• STATED GOAL:
Select from the data all lines with the word "radius".

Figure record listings
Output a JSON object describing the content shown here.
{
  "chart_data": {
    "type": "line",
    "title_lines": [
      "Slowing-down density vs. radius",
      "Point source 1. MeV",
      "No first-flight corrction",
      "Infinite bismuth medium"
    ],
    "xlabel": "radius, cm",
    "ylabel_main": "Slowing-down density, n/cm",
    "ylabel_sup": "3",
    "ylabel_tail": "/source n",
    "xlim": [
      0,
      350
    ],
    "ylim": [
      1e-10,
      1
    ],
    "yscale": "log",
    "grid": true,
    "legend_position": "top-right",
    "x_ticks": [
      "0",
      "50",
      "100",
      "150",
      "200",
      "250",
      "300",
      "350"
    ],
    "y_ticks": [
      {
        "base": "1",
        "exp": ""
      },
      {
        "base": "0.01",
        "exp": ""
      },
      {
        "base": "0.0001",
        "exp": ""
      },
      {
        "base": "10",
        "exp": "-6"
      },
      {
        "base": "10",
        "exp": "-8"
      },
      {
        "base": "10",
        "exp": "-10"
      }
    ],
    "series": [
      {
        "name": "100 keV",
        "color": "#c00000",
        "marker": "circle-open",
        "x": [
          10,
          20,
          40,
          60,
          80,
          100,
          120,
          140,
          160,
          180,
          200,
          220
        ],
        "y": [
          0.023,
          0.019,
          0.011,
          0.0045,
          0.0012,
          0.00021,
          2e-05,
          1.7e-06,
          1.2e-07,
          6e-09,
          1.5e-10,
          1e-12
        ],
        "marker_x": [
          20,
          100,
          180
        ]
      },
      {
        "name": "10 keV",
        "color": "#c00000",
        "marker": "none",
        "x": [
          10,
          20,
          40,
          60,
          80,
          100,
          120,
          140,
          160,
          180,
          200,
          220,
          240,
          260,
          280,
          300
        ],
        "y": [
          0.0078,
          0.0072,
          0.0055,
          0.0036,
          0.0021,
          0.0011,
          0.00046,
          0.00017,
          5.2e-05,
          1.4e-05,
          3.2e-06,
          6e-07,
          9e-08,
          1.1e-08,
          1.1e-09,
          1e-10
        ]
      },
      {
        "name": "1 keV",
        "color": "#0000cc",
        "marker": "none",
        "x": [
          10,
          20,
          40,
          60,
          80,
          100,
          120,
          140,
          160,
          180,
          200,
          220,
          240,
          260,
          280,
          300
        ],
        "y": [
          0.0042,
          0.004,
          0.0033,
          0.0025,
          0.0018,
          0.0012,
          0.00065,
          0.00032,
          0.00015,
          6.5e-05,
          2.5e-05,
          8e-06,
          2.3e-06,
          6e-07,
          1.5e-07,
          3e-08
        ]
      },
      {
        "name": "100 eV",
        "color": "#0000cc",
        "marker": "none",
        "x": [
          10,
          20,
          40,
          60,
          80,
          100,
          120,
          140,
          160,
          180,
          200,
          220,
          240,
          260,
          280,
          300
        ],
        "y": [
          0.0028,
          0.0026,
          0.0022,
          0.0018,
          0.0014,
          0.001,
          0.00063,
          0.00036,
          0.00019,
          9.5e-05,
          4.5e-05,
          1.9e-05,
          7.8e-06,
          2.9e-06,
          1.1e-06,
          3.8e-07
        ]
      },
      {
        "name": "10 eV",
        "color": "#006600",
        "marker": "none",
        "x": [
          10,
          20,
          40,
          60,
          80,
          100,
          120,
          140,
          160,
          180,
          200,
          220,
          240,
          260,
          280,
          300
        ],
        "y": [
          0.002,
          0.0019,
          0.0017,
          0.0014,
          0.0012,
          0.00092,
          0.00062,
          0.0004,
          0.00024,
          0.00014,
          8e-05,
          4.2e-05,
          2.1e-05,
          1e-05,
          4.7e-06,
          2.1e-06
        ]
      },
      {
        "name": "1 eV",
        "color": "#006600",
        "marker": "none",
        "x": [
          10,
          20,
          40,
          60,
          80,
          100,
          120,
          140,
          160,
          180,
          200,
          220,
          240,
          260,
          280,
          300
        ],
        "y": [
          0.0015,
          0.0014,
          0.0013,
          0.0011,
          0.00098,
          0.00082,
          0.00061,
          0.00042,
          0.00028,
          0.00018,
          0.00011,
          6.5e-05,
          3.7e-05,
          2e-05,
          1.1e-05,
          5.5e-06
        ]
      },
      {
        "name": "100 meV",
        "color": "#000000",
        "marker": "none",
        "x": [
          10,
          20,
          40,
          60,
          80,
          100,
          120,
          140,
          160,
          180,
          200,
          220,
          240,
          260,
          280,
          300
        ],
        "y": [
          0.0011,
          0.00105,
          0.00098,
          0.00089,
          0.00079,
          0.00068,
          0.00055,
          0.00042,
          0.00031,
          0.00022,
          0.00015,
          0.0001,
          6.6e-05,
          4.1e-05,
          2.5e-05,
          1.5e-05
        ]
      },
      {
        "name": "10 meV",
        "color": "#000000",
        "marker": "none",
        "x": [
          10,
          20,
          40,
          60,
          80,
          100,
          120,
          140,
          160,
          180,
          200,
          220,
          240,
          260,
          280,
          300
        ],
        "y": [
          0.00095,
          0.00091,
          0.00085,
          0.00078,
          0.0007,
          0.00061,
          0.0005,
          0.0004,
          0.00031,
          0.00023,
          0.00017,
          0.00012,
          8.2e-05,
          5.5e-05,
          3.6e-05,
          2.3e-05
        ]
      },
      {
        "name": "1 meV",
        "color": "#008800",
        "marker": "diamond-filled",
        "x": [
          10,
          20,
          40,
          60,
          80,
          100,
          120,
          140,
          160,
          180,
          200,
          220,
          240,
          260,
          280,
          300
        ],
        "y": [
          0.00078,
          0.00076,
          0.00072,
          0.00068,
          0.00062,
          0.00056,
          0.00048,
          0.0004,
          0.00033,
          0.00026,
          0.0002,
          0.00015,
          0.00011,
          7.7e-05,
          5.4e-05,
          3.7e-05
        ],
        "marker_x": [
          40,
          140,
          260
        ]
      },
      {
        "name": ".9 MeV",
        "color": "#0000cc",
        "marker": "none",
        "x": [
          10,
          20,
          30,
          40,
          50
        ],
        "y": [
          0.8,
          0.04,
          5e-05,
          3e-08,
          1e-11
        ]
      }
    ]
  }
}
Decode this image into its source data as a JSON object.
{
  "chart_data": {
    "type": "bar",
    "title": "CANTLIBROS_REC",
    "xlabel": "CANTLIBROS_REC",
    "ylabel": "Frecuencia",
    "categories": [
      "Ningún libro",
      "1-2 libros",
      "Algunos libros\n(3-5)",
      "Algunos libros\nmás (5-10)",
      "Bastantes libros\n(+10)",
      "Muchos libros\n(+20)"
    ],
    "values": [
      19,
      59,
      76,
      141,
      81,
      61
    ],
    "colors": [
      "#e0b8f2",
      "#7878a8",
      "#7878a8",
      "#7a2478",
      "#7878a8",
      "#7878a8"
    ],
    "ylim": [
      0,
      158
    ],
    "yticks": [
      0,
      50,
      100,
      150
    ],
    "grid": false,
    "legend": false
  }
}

• TASK OUTPUT:
      "Slowing-down density vs. radius",
    "xlabel": "radius, cm",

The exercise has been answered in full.